━━ INFORMATION SHOWN
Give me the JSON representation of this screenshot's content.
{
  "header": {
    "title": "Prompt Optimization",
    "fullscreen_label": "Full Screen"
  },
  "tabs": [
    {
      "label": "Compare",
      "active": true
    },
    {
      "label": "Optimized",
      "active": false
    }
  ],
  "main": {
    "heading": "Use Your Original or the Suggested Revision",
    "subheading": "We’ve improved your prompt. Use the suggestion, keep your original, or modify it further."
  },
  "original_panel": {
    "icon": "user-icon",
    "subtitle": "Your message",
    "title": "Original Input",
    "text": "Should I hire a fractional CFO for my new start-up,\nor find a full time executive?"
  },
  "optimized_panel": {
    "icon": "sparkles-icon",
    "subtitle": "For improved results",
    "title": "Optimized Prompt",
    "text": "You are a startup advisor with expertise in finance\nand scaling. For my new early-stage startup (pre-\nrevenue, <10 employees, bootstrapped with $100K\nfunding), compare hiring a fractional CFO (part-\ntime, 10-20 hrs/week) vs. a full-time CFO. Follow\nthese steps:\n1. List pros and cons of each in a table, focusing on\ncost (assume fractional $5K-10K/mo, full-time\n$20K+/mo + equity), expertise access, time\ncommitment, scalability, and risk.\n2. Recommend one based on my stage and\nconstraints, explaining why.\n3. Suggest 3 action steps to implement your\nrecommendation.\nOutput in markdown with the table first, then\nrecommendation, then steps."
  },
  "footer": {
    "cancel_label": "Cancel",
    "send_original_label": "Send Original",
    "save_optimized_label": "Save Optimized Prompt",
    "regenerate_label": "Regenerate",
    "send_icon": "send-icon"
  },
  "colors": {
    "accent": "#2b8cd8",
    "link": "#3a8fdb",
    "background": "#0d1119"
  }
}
━━━━
## WHAT IS NEEDED:
Pull out all lines containing "improved".

## OUTPUT:
    "subheading": "We’ve improved your prompt. Use the suggestion, keep your original, or modify it further."
    "subtitle": "For improved results",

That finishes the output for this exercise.